──────── MATERIAL FOR THIS EXERCISE ────────

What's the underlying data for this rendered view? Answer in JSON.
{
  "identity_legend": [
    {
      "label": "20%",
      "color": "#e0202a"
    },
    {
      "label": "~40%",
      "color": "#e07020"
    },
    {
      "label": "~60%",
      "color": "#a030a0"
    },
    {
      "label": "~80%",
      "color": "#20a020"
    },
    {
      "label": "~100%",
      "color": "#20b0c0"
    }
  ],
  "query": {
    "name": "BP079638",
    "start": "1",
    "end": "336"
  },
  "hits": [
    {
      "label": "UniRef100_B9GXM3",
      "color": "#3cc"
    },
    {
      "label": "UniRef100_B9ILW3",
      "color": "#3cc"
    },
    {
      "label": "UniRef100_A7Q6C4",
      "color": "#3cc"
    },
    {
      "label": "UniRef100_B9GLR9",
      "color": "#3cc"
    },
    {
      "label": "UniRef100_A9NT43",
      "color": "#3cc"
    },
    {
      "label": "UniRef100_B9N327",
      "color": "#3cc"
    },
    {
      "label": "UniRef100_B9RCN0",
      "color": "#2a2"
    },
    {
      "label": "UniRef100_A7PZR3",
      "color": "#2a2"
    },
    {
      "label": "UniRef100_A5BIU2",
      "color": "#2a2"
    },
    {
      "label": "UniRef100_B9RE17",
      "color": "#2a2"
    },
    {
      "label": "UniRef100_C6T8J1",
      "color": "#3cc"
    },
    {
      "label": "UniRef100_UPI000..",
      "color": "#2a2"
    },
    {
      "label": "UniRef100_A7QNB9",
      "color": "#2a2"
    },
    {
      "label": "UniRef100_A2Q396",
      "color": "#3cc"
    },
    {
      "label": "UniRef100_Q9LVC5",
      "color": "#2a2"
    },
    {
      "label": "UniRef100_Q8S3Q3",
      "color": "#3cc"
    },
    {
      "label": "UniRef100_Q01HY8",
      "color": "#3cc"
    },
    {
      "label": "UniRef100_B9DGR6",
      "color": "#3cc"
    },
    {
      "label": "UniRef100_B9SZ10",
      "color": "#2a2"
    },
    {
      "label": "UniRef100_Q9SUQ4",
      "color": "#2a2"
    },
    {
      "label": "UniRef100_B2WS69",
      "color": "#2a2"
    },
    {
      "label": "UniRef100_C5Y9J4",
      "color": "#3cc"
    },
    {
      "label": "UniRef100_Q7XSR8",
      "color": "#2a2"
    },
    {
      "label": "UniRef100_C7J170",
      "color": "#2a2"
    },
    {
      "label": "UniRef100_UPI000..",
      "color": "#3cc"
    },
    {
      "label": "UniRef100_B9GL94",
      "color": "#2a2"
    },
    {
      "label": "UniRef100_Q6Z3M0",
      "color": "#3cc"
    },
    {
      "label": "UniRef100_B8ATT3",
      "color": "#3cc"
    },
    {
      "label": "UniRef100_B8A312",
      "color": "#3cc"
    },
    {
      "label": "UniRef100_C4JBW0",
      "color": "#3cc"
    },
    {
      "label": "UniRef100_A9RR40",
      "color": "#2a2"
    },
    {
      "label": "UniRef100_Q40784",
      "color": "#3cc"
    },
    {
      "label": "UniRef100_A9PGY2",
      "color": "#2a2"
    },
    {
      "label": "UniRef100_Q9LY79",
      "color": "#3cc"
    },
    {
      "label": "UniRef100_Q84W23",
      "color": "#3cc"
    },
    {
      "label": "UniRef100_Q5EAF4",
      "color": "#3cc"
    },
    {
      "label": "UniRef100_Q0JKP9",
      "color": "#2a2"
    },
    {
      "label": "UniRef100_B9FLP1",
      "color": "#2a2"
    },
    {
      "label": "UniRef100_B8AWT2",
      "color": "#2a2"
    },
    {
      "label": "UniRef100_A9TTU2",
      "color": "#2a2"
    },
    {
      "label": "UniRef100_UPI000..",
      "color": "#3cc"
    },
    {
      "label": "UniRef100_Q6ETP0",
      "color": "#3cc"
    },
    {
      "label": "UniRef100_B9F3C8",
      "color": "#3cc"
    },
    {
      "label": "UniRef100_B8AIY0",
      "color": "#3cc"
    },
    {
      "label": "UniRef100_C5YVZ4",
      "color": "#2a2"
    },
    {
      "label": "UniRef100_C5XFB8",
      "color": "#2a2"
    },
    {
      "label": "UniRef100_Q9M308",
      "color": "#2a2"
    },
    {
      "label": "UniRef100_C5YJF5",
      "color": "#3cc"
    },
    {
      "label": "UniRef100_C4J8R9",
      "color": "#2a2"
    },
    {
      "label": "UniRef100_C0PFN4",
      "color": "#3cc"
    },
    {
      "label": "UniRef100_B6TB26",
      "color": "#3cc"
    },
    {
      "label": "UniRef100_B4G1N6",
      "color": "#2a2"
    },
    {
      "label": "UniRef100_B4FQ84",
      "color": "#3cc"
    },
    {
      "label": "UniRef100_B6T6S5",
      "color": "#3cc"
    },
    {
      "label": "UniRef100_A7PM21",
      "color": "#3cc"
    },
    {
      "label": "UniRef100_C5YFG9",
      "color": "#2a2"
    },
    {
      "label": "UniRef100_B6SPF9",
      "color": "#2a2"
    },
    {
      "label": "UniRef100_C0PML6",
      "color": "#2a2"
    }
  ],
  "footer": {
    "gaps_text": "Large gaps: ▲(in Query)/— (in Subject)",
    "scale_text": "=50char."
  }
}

────────
──────── MATERIAL FOR THIS EXERCISE ────────

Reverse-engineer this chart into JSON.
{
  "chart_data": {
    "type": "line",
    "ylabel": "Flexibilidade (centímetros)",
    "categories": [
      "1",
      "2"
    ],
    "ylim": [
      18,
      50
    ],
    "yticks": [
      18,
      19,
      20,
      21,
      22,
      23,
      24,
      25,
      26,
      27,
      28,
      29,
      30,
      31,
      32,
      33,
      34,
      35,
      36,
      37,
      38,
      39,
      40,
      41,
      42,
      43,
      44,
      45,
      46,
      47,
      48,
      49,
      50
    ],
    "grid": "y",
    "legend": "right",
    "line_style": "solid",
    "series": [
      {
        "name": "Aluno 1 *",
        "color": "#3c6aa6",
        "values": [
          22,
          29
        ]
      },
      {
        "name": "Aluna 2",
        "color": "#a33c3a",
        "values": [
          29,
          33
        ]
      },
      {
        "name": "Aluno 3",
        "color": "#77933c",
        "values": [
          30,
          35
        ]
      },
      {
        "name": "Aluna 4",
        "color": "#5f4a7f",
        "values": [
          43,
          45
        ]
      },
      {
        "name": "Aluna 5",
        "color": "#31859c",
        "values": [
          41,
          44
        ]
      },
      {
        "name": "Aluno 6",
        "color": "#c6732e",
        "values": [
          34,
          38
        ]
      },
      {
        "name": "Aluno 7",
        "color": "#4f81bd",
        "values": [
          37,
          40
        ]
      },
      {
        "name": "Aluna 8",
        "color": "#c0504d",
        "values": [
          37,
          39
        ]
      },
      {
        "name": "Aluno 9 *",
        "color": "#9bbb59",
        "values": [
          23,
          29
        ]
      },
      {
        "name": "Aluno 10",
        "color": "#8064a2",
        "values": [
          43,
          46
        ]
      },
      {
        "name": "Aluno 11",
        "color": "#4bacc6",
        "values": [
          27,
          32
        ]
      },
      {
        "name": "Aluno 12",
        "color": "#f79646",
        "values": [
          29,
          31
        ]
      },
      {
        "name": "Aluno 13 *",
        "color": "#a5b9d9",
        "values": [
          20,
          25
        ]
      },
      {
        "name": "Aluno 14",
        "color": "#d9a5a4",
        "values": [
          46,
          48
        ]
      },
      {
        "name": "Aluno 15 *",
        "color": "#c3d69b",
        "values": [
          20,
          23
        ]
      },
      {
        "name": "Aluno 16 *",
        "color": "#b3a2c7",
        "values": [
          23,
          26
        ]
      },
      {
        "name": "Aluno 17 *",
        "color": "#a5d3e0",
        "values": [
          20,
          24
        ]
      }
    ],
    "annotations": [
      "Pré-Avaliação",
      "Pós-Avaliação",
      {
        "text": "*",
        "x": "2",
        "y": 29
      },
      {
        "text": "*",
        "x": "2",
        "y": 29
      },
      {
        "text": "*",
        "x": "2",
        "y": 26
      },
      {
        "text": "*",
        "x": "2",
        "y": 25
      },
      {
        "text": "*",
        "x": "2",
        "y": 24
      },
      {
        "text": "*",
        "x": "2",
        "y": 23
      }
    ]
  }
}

────────
──────── MATERIAL FOR THIS EXERCISE ────────

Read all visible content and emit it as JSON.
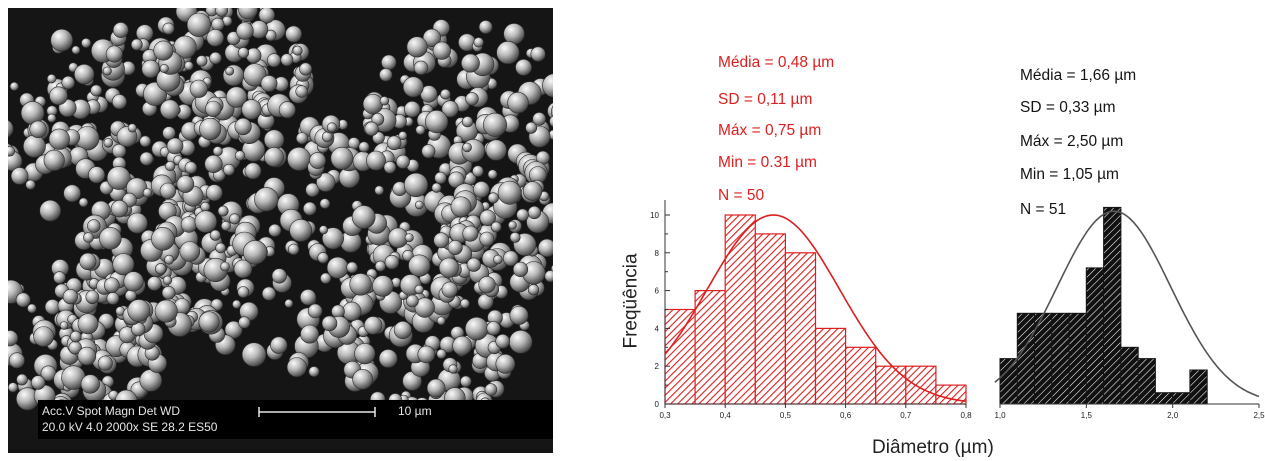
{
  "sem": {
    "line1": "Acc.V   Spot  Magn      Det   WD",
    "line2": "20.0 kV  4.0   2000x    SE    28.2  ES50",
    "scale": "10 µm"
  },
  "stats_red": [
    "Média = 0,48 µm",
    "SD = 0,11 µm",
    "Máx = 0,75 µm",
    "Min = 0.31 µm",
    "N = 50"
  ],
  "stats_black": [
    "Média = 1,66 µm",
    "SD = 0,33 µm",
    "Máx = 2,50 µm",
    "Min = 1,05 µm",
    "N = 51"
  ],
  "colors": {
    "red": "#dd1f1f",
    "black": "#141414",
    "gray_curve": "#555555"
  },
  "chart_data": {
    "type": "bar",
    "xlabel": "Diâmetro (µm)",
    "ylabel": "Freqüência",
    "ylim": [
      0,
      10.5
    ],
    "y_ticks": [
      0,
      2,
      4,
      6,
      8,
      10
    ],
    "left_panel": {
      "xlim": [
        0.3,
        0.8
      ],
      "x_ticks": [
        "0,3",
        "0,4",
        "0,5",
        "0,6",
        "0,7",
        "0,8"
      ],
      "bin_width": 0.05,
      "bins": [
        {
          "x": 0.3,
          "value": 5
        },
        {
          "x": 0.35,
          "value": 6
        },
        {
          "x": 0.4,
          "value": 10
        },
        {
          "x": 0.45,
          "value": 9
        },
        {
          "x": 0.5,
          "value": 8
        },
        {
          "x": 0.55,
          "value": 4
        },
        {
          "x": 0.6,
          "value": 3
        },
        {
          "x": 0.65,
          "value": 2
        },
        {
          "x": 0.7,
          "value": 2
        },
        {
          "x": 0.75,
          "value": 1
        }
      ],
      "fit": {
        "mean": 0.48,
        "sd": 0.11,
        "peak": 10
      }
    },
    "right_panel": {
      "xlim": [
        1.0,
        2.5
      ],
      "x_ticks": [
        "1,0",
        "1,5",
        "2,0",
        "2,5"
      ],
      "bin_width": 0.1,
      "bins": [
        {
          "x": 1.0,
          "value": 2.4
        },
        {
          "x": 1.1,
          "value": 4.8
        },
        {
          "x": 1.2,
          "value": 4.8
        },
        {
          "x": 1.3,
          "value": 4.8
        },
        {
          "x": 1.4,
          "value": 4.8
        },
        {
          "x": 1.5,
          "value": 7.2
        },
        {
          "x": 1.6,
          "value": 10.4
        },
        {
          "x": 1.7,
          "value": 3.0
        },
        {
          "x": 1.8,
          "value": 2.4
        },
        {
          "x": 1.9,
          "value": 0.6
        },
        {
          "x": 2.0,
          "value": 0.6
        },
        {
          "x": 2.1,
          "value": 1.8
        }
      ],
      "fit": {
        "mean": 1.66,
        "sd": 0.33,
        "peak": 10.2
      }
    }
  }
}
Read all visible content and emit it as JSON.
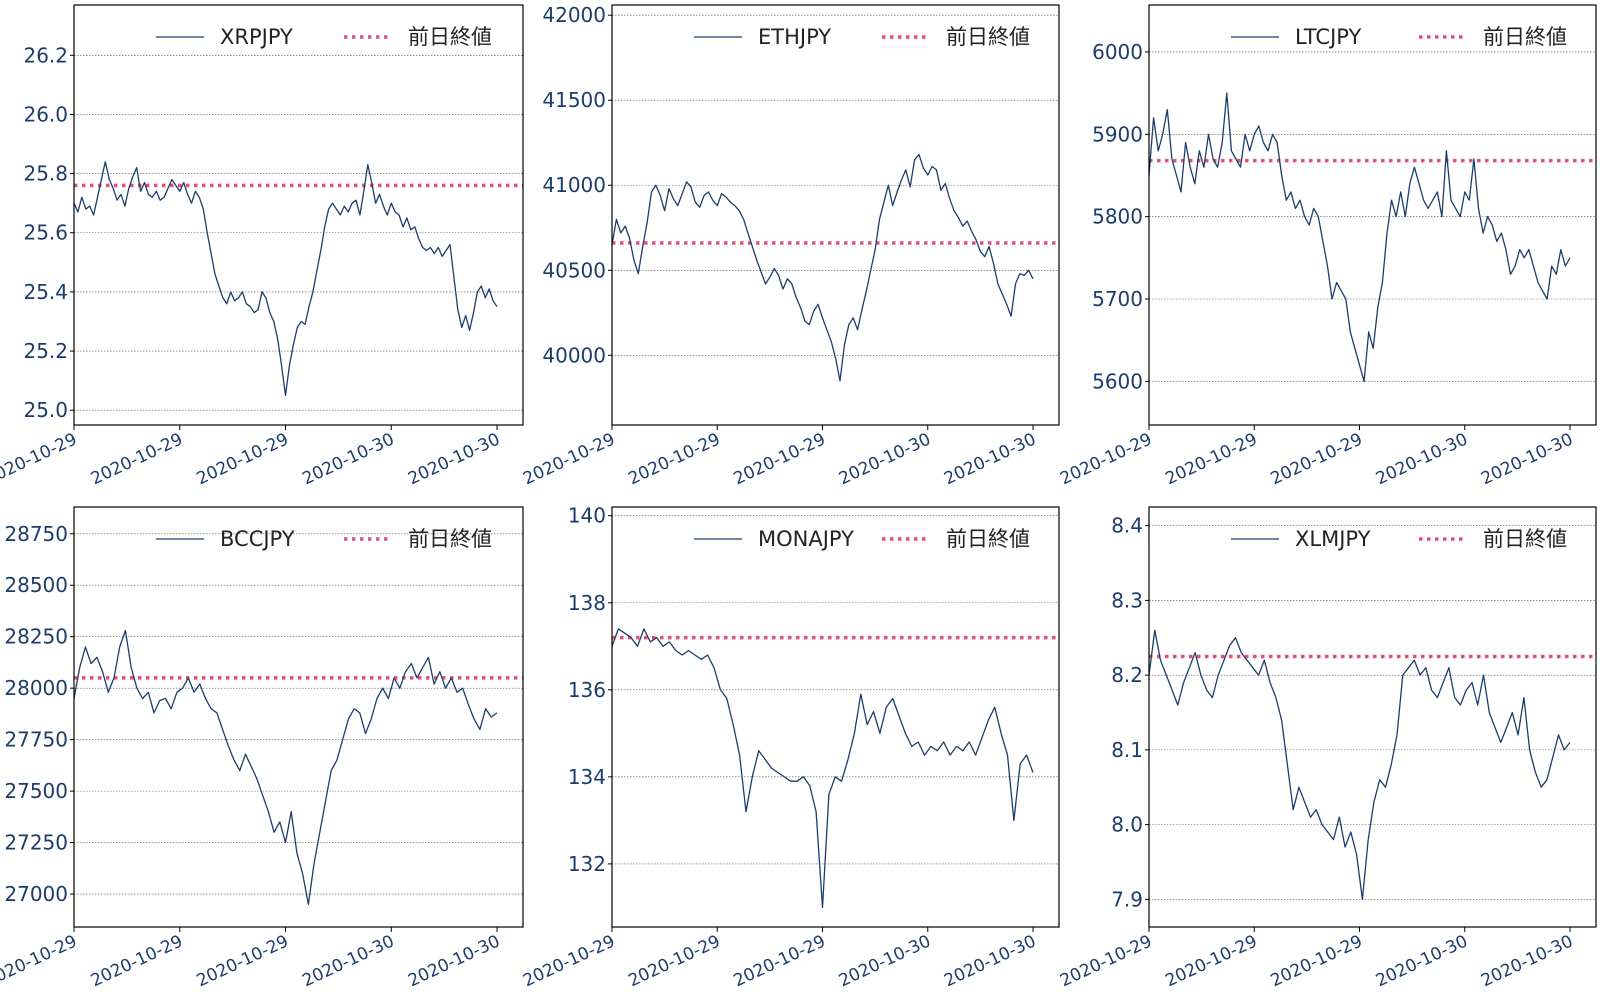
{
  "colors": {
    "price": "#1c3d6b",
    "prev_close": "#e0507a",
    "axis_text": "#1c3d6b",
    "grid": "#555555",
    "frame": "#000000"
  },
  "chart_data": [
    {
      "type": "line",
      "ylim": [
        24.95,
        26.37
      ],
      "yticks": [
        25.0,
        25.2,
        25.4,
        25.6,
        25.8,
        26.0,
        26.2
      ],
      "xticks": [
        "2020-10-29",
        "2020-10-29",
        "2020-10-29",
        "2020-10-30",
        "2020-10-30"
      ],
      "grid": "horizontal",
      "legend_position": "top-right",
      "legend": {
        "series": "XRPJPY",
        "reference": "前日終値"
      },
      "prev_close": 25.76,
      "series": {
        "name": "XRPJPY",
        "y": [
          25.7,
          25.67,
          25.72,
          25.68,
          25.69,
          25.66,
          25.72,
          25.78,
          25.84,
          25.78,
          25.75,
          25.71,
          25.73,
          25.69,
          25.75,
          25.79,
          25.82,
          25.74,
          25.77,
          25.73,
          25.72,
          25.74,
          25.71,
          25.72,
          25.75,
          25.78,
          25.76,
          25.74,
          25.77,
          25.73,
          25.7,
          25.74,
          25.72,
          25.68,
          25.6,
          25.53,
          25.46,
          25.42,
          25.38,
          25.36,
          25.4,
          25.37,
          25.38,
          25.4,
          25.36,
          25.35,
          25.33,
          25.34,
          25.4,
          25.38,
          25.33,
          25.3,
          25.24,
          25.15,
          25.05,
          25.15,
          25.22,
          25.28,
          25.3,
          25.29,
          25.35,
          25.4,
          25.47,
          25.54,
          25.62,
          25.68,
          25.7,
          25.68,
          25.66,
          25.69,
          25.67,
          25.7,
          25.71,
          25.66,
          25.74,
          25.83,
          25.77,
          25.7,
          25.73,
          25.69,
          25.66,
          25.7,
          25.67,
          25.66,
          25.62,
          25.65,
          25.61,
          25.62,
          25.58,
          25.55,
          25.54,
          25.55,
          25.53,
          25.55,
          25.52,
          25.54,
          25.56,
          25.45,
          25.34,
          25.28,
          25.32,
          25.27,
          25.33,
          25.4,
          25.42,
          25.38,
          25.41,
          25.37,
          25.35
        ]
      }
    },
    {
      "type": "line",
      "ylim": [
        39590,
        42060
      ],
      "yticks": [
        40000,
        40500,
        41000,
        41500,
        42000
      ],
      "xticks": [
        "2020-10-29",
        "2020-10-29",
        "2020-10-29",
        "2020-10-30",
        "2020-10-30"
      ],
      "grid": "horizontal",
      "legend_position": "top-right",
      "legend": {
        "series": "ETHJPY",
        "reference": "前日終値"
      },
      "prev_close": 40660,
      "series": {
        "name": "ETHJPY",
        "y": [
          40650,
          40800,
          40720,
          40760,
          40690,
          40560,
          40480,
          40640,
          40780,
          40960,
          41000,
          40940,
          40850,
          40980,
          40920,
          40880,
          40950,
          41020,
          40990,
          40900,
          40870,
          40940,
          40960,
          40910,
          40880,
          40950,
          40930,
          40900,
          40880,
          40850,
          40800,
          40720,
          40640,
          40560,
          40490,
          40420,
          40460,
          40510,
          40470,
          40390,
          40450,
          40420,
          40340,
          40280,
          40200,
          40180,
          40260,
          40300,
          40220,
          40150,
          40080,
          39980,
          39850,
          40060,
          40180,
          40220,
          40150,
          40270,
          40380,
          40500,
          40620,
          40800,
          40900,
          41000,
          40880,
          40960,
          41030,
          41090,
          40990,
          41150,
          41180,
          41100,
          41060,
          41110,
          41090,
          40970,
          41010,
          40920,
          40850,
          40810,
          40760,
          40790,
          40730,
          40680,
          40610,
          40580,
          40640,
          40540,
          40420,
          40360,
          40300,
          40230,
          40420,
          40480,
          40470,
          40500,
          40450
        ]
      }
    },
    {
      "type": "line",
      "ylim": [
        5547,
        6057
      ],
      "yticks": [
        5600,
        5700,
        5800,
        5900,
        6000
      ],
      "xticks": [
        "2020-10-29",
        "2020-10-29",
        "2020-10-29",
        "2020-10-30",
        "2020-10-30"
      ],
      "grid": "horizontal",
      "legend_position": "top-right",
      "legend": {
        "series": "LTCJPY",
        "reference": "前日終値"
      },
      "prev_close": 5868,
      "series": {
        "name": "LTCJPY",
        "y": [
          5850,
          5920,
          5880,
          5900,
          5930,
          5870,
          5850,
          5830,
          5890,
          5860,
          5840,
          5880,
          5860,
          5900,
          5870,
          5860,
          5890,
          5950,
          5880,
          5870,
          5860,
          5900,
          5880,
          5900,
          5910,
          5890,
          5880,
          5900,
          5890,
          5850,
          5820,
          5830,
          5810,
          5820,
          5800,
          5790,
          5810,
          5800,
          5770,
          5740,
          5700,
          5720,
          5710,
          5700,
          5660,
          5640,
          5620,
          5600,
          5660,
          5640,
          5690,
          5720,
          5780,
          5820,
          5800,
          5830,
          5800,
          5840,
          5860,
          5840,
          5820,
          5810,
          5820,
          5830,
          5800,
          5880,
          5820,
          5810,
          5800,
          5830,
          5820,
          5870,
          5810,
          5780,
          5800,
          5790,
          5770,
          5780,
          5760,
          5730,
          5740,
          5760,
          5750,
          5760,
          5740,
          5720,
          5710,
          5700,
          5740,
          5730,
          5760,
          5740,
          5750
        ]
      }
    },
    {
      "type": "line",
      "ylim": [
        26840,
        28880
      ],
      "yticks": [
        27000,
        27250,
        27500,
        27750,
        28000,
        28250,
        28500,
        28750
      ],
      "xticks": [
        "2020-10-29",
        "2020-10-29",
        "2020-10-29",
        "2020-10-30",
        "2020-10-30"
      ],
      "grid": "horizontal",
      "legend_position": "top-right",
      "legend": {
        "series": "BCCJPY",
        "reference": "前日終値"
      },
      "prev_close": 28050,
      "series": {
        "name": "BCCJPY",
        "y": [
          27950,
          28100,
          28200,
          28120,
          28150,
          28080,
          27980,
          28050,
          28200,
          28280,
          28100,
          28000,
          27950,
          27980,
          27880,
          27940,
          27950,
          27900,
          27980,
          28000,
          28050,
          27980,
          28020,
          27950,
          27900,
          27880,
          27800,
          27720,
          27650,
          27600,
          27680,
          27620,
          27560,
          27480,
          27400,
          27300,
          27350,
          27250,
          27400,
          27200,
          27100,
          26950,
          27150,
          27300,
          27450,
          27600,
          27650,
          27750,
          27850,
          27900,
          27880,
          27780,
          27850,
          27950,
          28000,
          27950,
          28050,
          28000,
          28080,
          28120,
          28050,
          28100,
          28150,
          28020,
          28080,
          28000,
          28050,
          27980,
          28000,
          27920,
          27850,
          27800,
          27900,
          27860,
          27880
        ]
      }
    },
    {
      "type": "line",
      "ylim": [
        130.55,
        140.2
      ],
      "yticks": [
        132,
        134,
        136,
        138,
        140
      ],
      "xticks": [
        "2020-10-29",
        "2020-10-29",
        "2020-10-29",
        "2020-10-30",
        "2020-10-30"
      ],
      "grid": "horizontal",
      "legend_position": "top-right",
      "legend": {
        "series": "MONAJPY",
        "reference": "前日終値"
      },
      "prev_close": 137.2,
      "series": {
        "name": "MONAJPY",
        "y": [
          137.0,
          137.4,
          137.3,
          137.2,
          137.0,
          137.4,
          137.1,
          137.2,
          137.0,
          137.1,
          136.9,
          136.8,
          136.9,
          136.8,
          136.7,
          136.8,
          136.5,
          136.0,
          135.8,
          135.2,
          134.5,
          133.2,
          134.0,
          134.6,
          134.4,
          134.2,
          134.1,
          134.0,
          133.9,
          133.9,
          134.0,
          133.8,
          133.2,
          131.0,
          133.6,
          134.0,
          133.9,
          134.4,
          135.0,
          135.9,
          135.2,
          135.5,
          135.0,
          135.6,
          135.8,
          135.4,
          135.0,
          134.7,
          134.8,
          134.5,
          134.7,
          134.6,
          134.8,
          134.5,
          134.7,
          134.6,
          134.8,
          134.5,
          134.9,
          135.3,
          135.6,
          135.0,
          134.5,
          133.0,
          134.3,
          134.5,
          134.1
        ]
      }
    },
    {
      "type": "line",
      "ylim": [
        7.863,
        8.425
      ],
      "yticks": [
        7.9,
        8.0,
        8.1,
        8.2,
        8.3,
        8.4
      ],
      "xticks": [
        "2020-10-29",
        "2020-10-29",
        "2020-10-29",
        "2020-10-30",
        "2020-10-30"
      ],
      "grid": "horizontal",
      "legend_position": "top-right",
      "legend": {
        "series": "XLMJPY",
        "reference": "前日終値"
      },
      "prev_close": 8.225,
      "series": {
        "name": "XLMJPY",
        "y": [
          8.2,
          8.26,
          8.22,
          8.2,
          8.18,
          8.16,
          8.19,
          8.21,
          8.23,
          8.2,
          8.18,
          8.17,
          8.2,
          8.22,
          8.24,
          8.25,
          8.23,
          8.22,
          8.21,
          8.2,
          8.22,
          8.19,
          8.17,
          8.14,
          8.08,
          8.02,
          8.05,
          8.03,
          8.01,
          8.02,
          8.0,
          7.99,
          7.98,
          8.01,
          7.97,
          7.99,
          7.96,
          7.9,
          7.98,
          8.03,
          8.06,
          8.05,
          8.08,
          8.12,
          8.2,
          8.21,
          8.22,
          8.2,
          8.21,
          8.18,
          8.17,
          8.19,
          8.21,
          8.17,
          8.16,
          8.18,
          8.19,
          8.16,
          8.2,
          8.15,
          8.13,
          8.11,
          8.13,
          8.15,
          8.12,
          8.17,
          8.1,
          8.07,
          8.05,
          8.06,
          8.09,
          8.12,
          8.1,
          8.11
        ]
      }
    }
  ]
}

────────

WHAT YOU NEED TO DO
Check each line of these records for the string "JSON" and state only how many lines have it.

RESPONSE BELOW
4